Leave out the pictures and repeat the data exactly.

----- Exercise materials

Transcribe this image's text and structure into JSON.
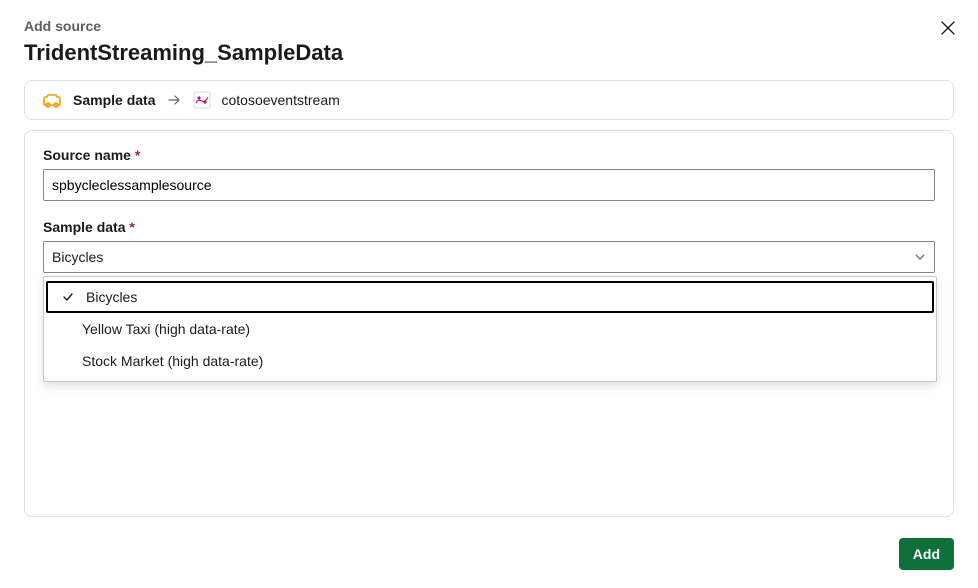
{
  "dialog": {
    "subtitle": "Add source",
    "title": "TridentStreaming_SampleData"
  },
  "breadcrumb": {
    "source_label": "Sample data",
    "target_label": "cotosoeventstream"
  },
  "form": {
    "source_name_label": "Source name",
    "source_name_value": "spbycleclessamplesource",
    "sample_data_label": "Sample data",
    "sample_data_selected": "Bicycles",
    "options": [
      {
        "label": "Bicycles",
        "selected": true
      },
      {
        "label": "Yellow Taxi (high data-rate)",
        "selected": false
      },
      {
        "label": "Stock Market (high data-rate)",
        "selected": false
      }
    ]
  },
  "footer": {
    "add_label": "Add"
  },
  "required_marker": "*"
}
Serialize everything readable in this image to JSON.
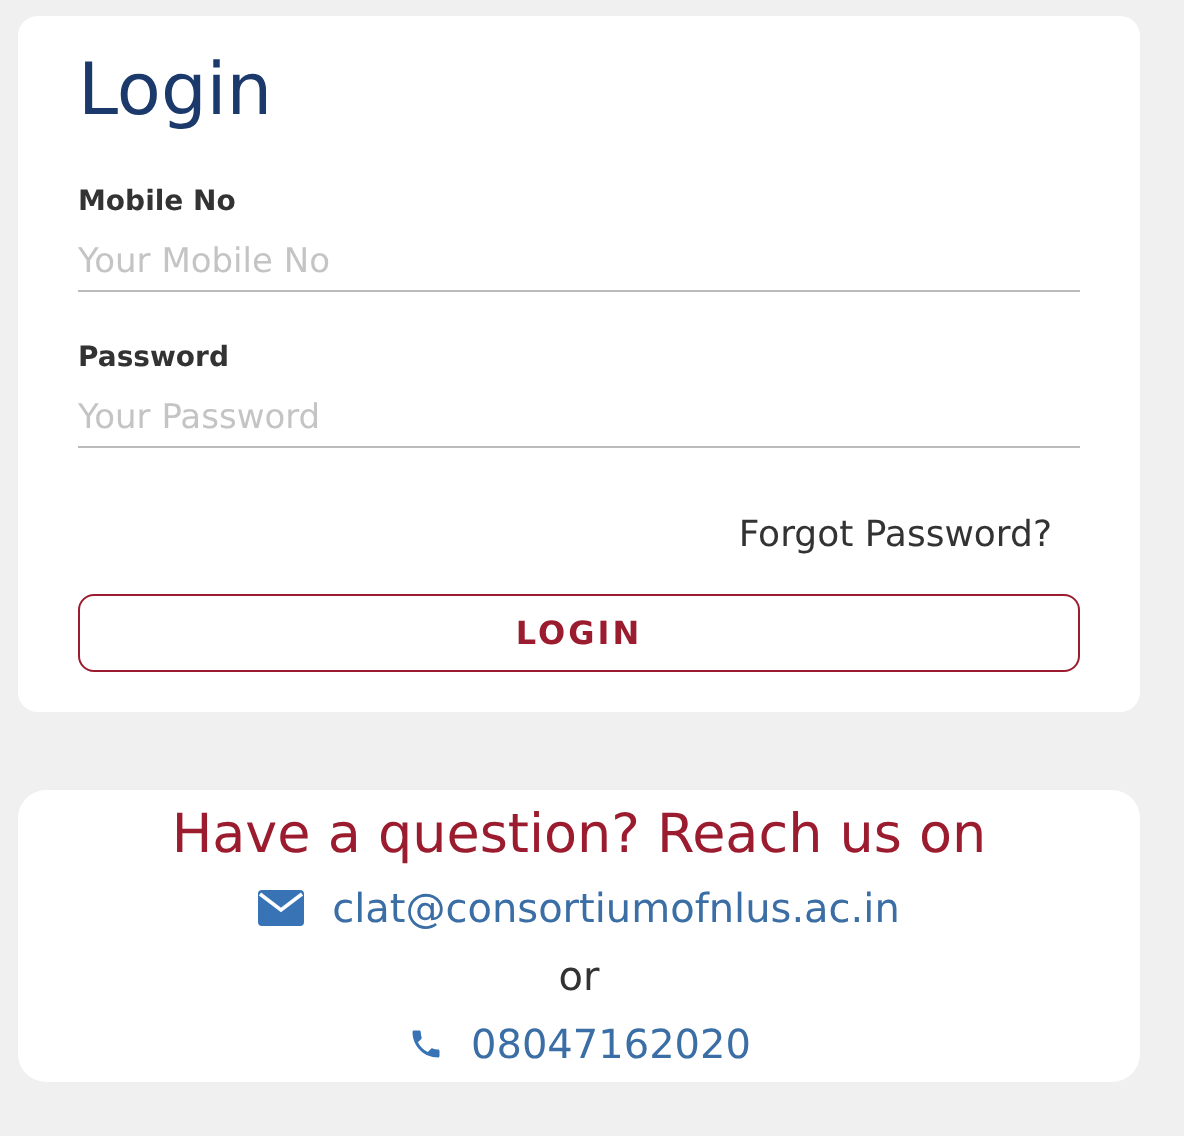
{
  "login": {
    "title": "Login",
    "fields": [
      {
        "label": "Mobile No",
        "placeholder": "Your Mobile No"
      },
      {
        "label": "Password",
        "placeholder": "Your Password"
      }
    ],
    "forgot_link": "Forgot Password?",
    "button": "LOGIN"
  },
  "contact": {
    "heading": "Have a question? Reach us on",
    "items": [
      {
        "kind": "email",
        "text": "clat@consortiumofnlus.ac.in"
      },
      {
        "kind": "separator",
        "text": "or"
      },
      {
        "kind": "phone",
        "text": "08047162020"
      }
    ]
  }
}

----------

## Written answer
Transcribe this image's text and structure into JSON.
{
  "dialog": {
    "subtitle": "Add source",
    "title": "TridentStreaming_SampleData"
  },
  "breadcrumb": {
    "source_label": "Sample data",
    "target_label": "cotosoeventstream"
  },
  "form": {
    "source_name_label": "Source name",
    "source_name_value": "spbycleclessamplesource",
    "sample_data_label": "Sample data",
    "sample_data_selected": "Bicycles",
    "options": [
      {
        "label": "Bicycles",
        "selected": true
      },
      {
        "label": "Yellow Taxi (high data-rate)",
        "selected": false
      },
      {
        "label": "Stock Market (high data-rate)",
        "selected": false
      }
    ]
  },
  "footer": {
    "add_label": "Add"
  },
  "required_marker": "*"
}
Serialize everything readable in this image to JSON.
{
  "login": {
    "title": "Login",
    "fields": [
      {
        "label": "Mobile No",
        "placeholder": "Your Mobile No"
      },
      {
        "label": "Password",
        "placeholder": "Your Password"
      }
    ],
    "forgot_link": "Forgot Password?",
    "button": "LOGIN"
  },
  "contact": {
    "heading": "Have a question? Reach us on",
    "items": [
      {
        "kind": "email",
        "text": "clat@consortiumofnlus.ac.in"
      },
      {
        "kind": "separator",
        "text": "or"
      },
      {
        "kind": "phone",
        "text": "08047162020"
      }
    ]
  }
}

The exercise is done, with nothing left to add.